# Problem details
Gather all lines from the material that contain "сглаживание".

# Items
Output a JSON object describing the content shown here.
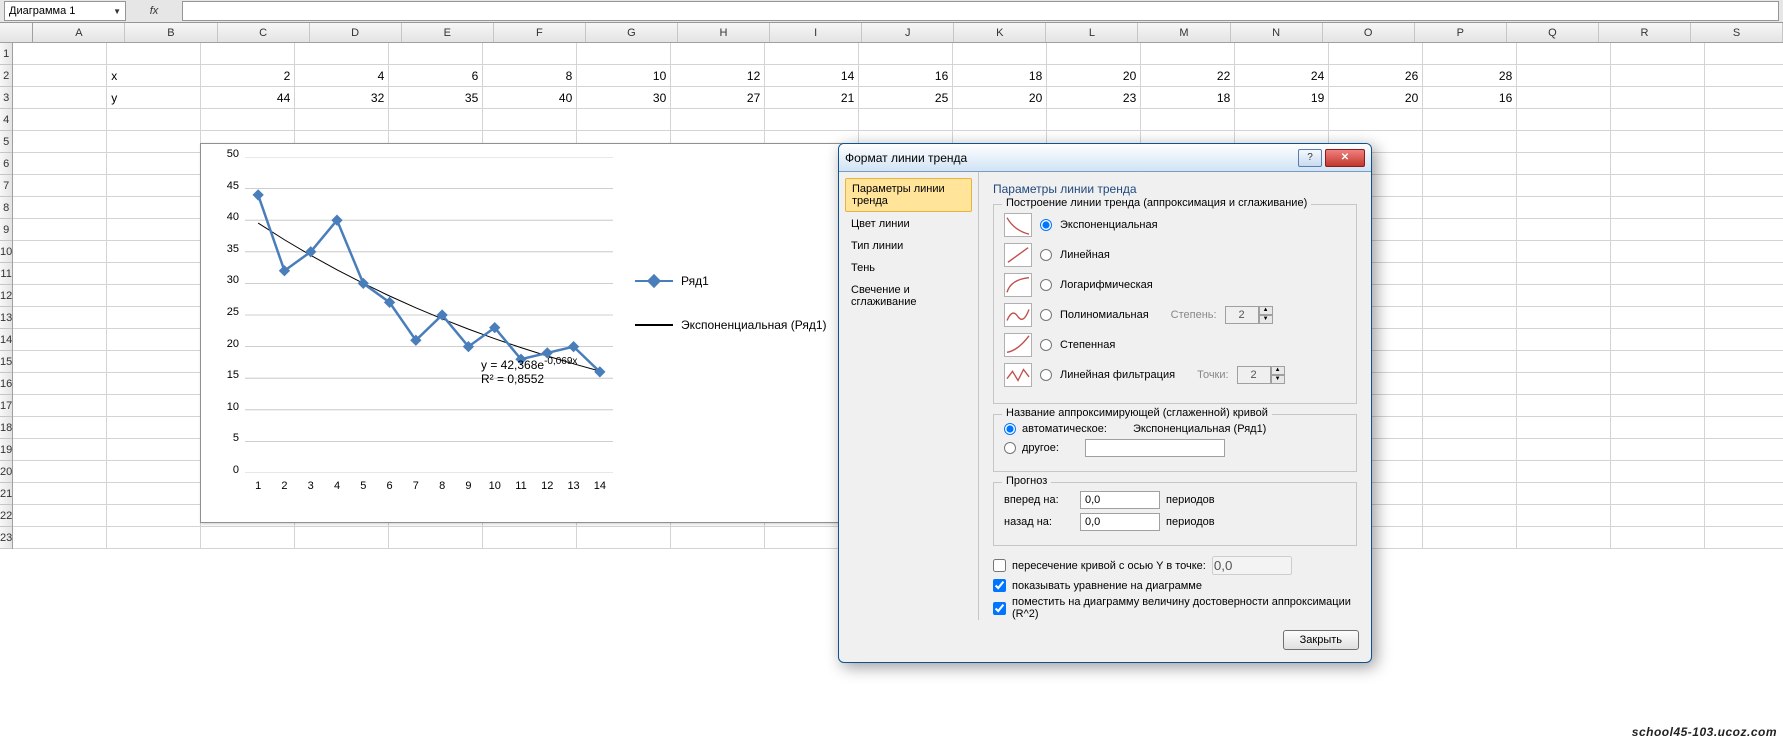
{
  "formula_bar": {
    "name_box": "Диаграмма 1",
    "fx": "fx",
    "formula": ""
  },
  "columns": [
    "A",
    "B",
    "C",
    "D",
    "E",
    "F",
    "G",
    "H",
    "I",
    "J",
    "K",
    "L",
    "M",
    "N",
    "O",
    "P",
    "Q",
    "R",
    "S"
  ],
  "row_numbers": [
    1,
    2,
    3,
    4,
    5,
    6,
    7,
    8,
    9,
    10,
    11,
    12,
    13,
    14,
    15,
    16,
    17,
    18,
    19,
    20,
    21,
    22,
    23
  ],
  "sheet": {
    "row2": {
      "label": "x",
      "values": [
        2,
        4,
        6,
        8,
        10,
        12,
        14,
        16,
        18,
        20,
        22,
        24,
        26,
        28
      ]
    },
    "row3": {
      "label": "y",
      "values": [
        44,
        32,
        35,
        40,
        30,
        27,
        21,
        25,
        20,
        23,
        18,
        19,
        20,
        16
      ]
    }
  },
  "chart_data": {
    "type": "line",
    "x": [
      1,
      2,
      3,
      4,
      5,
      6,
      7,
      8,
      9,
      10,
      11,
      12,
      13,
      14
    ],
    "series": [
      {
        "name": "Ряд1",
        "values": [
          44,
          32,
          35,
          40,
          30,
          27,
          21,
          25,
          20,
          23,
          18,
          19,
          20,
          16
        ]
      }
    ],
    "trendline": {
      "type": "exponential",
      "equation": "y = 42,368e",
      "exponent": "-0,069x",
      "r2": "R² = 0,8552",
      "legend": "Экспоненциальная (Ряд1)"
    },
    "ylim": [
      0,
      50
    ],
    "yticks": [
      0,
      5,
      10,
      15,
      20,
      25,
      30,
      35,
      40,
      45,
      50
    ],
    "xticks": [
      1,
      2,
      3,
      4,
      5,
      6,
      7,
      8,
      9,
      10,
      11,
      12,
      13,
      14
    ]
  },
  "legend": {
    "series": "Ряд1",
    "trend": "Экспоненциальная (Ряд1)"
  },
  "dialog": {
    "title": "Формат линии тренда",
    "nav": [
      "Параметры линии тренда",
      "Цвет линии",
      "Тип линии",
      "Тень",
      "Свечение и сглаживание"
    ],
    "heading": "Параметры линии тренда",
    "group_build": "Построение линии тренда (аппроксимация и сглаживание)",
    "opts": {
      "exp": "Экспоненциальная",
      "lin": "Линейная",
      "log": "Логарифмическая",
      "poly": "Полиномиальная",
      "pow": "Степенная",
      "ma": "Линейная фильтрация"
    },
    "degree_label": "Степень:",
    "degree_val": "2",
    "points_label": "Точки:",
    "points_val": "2",
    "group_name": "Название аппроксимирующей (сглаженной) кривой",
    "name_auto": "автоматическое:",
    "name_auto_val": "Экспоненциальная (Ряд1)",
    "name_other": "другое:",
    "group_forecast": "Прогноз",
    "fwd_label": "вперед на:",
    "fwd_val": "0,0",
    "periods": "периодов",
    "back_label": "назад на:",
    "back_val": "0,0",
    "intercept": "пересечение кривой с осью Y в точке:",
    "intercept_val": "0,0",
    "show_eq": "показывать уравнение на диаграмме",
    "show_r2": "поместить на диаграмму величину достоверности аппроксимации (R^2)",
    "close": "Закрыть"
  },
  "watermark": "school45-103.ucoz.com"
}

# Response
      "Свечение и сглаживание"
    "group_build": "Построение линии тренда (аппроксимация и сглаживание)",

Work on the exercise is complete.